=== Data supplied ===
════════════════

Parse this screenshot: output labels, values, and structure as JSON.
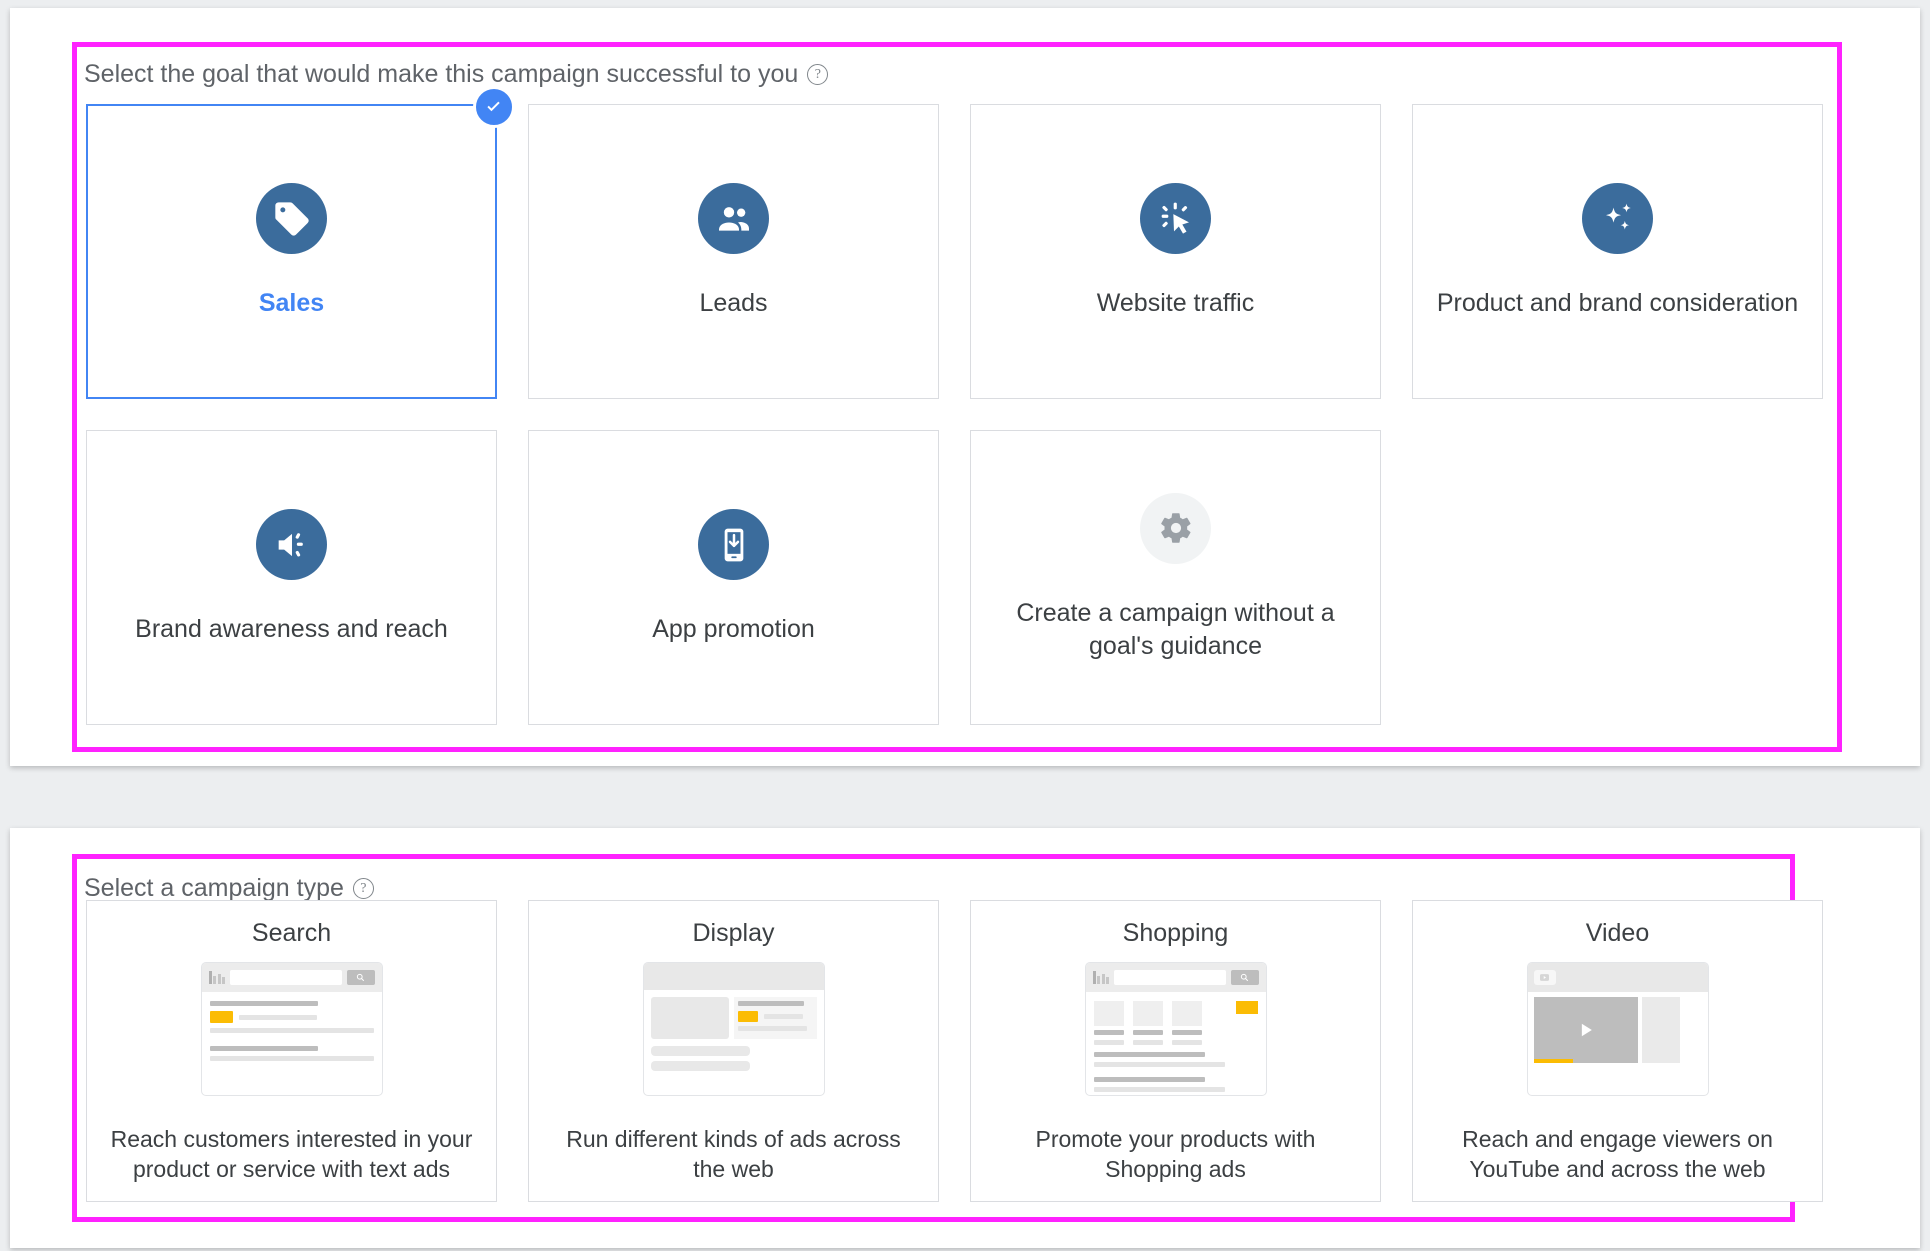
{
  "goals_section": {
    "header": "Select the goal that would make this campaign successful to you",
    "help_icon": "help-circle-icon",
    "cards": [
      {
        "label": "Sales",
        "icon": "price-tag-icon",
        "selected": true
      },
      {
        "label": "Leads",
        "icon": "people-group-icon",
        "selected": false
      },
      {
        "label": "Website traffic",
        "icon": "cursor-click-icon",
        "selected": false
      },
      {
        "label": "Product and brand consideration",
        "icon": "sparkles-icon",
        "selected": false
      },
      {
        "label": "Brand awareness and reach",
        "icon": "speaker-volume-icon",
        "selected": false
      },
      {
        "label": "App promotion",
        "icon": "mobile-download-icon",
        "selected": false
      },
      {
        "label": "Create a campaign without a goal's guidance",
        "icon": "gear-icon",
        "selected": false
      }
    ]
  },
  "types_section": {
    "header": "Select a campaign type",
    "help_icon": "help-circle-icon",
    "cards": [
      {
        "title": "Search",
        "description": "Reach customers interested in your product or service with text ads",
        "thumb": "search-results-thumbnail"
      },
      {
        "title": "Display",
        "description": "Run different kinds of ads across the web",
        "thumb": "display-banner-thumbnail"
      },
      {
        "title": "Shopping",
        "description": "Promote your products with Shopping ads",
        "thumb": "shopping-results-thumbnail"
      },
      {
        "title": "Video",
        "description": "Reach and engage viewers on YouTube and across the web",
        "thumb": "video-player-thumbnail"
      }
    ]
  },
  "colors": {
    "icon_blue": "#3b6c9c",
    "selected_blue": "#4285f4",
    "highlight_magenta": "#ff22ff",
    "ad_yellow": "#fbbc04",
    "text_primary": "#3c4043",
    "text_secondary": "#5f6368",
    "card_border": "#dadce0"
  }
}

════════════════

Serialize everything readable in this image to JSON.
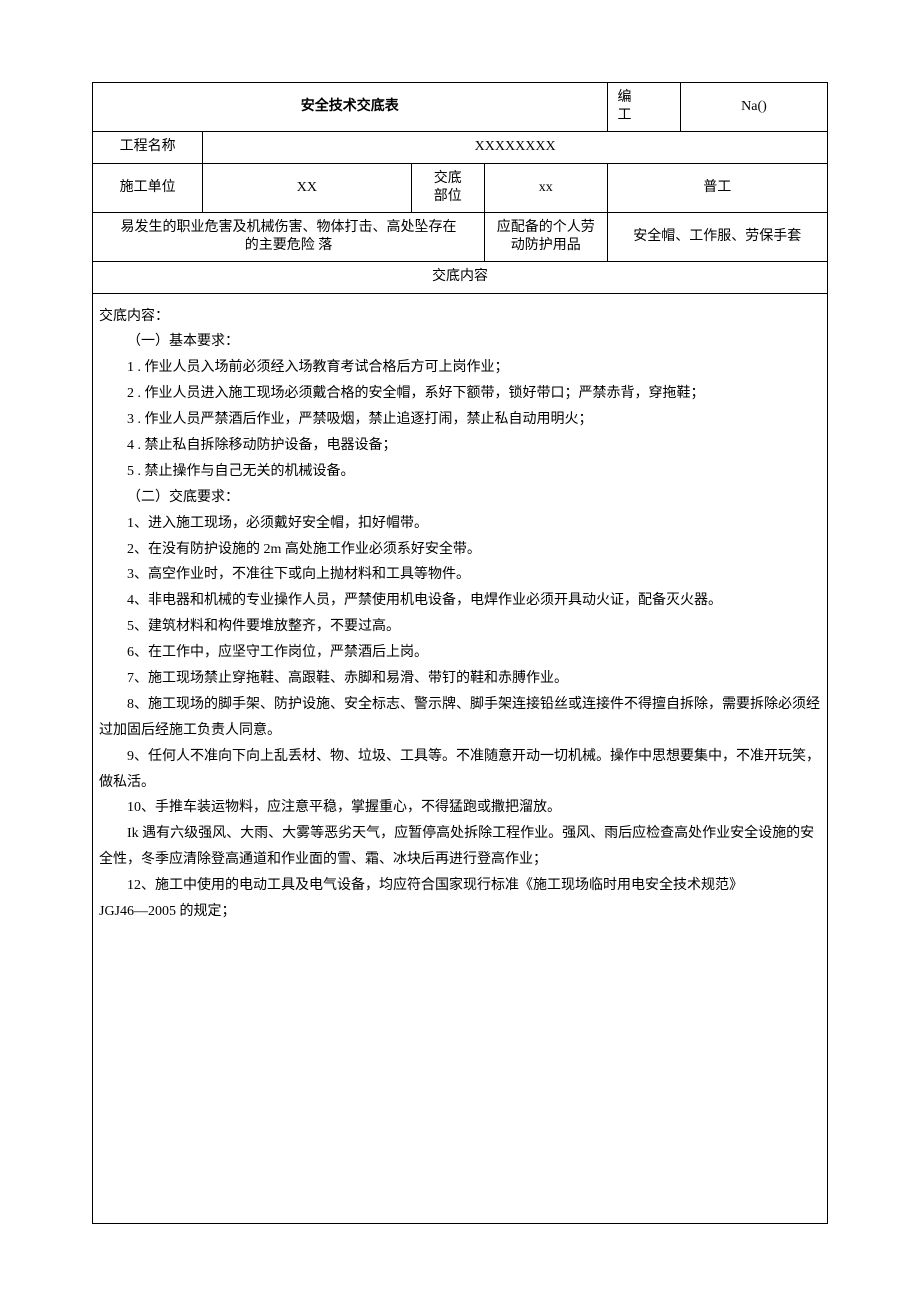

════════════════

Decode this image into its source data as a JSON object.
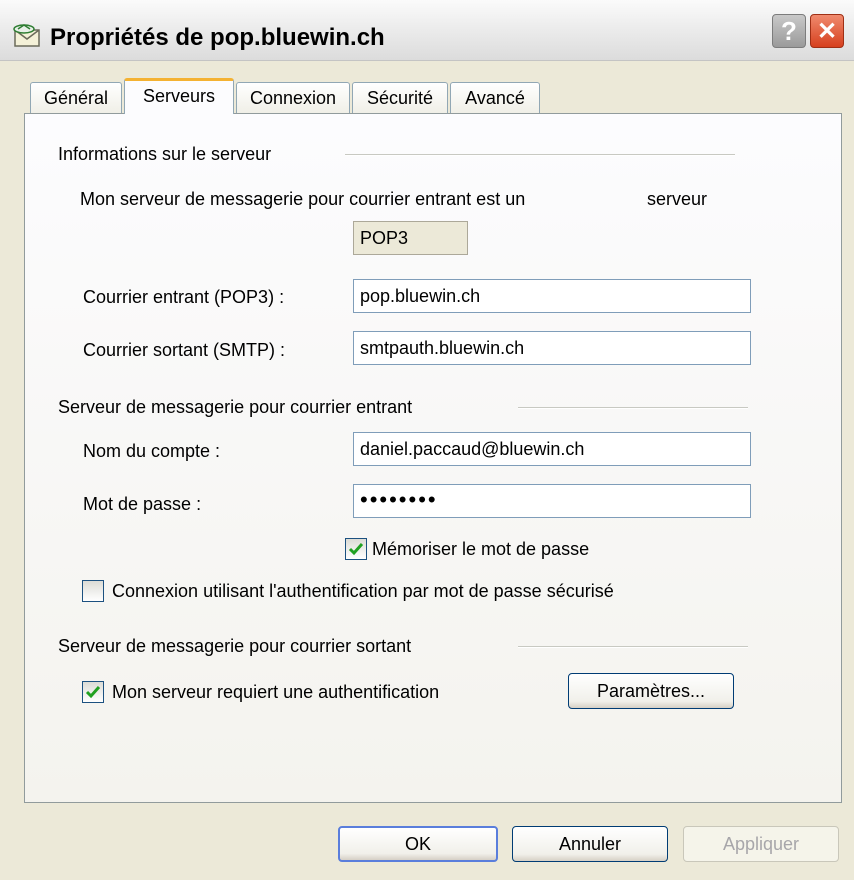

════════════════

=== Instructions for the task ===
From the data above, copy each line where the string "image" appears.

=== Output of the task ===
Serialize everything readable in this image to JSON.
Decode this image into its source data as a JSON object.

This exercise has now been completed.